___ TASK MATERIAL

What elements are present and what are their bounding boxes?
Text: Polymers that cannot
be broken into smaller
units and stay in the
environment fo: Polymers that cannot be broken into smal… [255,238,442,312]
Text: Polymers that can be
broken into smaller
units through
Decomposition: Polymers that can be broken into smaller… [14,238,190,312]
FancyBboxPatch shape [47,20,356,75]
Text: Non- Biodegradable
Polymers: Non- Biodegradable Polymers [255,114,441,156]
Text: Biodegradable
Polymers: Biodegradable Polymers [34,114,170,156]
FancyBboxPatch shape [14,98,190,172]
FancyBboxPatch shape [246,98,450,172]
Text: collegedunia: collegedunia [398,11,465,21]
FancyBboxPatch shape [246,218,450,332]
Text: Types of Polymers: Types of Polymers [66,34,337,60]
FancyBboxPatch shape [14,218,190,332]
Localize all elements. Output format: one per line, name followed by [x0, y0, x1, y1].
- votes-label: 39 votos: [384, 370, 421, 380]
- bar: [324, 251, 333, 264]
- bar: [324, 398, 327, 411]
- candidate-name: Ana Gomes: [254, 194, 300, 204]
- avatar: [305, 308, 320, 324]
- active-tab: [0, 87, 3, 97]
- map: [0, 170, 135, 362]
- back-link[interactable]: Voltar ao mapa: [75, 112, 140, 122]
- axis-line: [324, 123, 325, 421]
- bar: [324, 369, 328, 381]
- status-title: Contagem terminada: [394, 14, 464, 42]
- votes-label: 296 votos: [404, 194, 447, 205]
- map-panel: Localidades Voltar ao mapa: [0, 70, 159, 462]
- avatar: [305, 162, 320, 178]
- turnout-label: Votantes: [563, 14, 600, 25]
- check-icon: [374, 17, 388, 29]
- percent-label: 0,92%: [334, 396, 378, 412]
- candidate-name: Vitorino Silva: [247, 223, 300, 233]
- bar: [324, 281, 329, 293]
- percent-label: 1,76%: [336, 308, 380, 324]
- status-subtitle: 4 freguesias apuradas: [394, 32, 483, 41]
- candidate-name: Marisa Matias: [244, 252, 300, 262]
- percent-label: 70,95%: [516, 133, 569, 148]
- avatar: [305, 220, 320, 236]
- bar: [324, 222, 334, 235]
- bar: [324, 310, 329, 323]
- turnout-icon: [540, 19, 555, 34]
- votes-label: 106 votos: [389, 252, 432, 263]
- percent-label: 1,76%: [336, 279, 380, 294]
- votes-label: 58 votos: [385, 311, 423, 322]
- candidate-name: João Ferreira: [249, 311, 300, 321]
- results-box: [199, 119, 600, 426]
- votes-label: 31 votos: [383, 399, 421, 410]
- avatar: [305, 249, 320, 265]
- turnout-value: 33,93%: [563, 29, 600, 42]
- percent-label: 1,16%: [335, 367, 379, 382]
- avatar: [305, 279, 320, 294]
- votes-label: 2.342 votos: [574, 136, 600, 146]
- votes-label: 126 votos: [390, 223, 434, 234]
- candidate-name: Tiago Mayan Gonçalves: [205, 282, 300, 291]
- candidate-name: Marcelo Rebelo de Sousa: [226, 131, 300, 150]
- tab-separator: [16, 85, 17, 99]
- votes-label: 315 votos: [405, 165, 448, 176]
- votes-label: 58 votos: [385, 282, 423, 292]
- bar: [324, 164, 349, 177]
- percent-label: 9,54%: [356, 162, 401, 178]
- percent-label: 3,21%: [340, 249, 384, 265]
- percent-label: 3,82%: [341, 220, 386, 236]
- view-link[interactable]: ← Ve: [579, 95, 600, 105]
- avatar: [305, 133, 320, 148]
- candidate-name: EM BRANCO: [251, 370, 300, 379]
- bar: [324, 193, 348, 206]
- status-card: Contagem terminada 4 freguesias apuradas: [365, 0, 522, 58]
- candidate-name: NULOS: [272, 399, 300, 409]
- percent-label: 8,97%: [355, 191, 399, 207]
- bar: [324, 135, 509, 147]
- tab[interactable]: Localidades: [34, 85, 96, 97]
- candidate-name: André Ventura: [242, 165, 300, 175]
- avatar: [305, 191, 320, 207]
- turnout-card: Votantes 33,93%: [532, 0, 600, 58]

______

Return every line from the items above that contains the word "broken", matching case exactly.

▶ _RESPONSE TO THIS TASK_:
be broken into smaller
environment fo: Polymers that cannot be broken into smal… [255,238,442,312]
broken into smaller
Decomposition: Polymers that can be broken into smaller… [14,238,190,312]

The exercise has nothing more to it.